*EXERCISE REQUIREMENTS*: Output the records. Match them exactly.

*TASK MATERIAL*:
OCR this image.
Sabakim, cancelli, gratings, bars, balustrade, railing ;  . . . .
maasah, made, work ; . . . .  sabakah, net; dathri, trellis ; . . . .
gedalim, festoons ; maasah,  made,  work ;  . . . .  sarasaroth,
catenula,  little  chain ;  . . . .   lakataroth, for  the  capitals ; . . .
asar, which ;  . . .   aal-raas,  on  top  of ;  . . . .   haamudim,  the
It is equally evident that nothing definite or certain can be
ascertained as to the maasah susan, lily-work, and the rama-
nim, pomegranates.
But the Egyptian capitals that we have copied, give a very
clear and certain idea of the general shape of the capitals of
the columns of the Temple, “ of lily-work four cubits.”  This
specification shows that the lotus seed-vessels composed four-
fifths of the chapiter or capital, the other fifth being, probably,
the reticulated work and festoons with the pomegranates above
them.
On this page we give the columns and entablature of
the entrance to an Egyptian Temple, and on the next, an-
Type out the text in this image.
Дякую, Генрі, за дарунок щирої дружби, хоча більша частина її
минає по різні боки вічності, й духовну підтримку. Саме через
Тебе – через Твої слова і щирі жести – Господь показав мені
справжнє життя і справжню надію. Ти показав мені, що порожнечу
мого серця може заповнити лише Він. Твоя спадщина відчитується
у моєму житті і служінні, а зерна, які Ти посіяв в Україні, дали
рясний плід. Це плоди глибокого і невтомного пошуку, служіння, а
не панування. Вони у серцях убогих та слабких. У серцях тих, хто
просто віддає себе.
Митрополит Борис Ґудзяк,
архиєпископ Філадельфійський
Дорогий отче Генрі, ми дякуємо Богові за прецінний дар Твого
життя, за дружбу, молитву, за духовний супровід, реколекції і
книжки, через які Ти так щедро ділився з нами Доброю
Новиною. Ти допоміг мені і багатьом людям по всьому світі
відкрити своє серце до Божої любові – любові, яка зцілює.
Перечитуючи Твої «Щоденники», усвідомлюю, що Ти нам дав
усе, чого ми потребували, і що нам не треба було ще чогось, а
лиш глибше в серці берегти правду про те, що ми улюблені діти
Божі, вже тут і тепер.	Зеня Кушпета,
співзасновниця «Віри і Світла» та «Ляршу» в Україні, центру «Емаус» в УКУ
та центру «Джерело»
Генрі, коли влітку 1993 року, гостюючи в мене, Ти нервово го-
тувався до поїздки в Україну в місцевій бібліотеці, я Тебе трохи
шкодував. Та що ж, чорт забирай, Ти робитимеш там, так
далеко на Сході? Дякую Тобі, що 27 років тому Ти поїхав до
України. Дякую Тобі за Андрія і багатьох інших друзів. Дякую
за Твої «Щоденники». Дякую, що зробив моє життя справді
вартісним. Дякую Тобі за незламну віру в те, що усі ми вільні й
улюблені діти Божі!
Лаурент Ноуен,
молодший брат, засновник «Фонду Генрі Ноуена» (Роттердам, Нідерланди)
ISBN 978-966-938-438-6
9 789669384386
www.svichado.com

*SOLUTION BELOW*:
OCR this image.
Sabakim, cancelli, gratings, bars, balustrade, railing ;  . . . .
maasah, made, work ; . . . .  sabakah, net; dathri, trellis ; . . . .
gedalim, festoons ; maasah,  made,  work ;  . . . .  sarasaroth,
catenula,  little  chain ;  . . . .   lakataroth, for  the  capitals ; . . .
asar, which ;  . . .   aal-raas,  on  top  of ;  . . . .   haamudim,  the
It is equally evident that nothing definite or certain can be
ascertained as to the maasah susan, lily-work, and the rama-
nim, pomegranates.
But the Egyptian capitals that we have copied, give a very
clear and certain idea of the general shape of the capitals of
the columns of the Temple, “ of lily-work four cubits.”  This
specification shows that the lotus seed-vessels composed four-
fifths of the chapiter or capital, the other fifth being, probably,
the reticulated work and festoons with the pomegranates above
them.
On this page we give the columns and entablature of
the entrance to an Egyptian Temple, and on the next, an-
Type out the text in this image.
Дякую, Генрі, за дарунок щирої дружби, хоча більша частина її
минає по різні боки вічності, й духовну підтримку. Саме через
Тебе – через Твої слова і щирі жести – Господь показав мені
справжнє життя і справжню надію. Ти показав мені, що порожнечу
мого серця може заповнити лише Він. Твоя спадщина відчитується
у моєму житті і служінні, а зерна, які Ти посіяв в Україні, дали
рясний плід. Це плоди глибокого і невтомного пошуку, служіння, а
не панування. Вони у серцях убогих та слабких. У серцях тих, хто
просто віддає себе.
Митрополит Борис Ґудзяк,
архиєпископ Філадельфійський
Дорогий отче Генрі, ми дякуємо Богові за прецінний дар Твого
життя, за дружбу, молитву, за духовний супровід, реколекції і
книжки, через які Ти так щедро ділився з нами Доброю
Новиною. Ти допоміг мені і багатьом людям по всьому світі
відкрити своє серце до Божої любові – любові, яка зцілює.
Перечитуючи Твої «Щоденники», усвідомлюю, що Ти нам дав
усе, чого ми потребували, і що нам не треба було ще чогось, а
лиш глибше в серці берегти правду про те, що ми улюблені діти
Божі, вже тут і тепер.	Зеня Кушпета,
співзасновниця «Віри і Світла» та «Ляршу» в Україні, центру «Емаус» в УКУ
та центру «Джерело»
Генрі, коли влітку 1993 року, гостюючи в мене, Ти нервово го-
тувався до поїздки в Україну в місцевій бібліотеці, я Тебе трохи
шкодував. Та що ж, чорт забирай, Ти робитимеш там, так
далеко на Сході? Дякую Тобі, що 27 років тому Ти поїхав до
України. Дякую Тобі за Андрія і багатьох інших друзів. Дякую
за Твої «Щоденники». Дякую, що зробив моє життя справді
вартісним. Дякую Тобі за незламну віру в те, що усі ми вільні й
улюблені діти Божі!
Лаурент Ноуен,
молодший брат, засновник «Фонду Генрі Ноуена» (Роттердам, Нідерланди)
ISBN 978-966-938-438-6
9 789669384386
www.svichado.com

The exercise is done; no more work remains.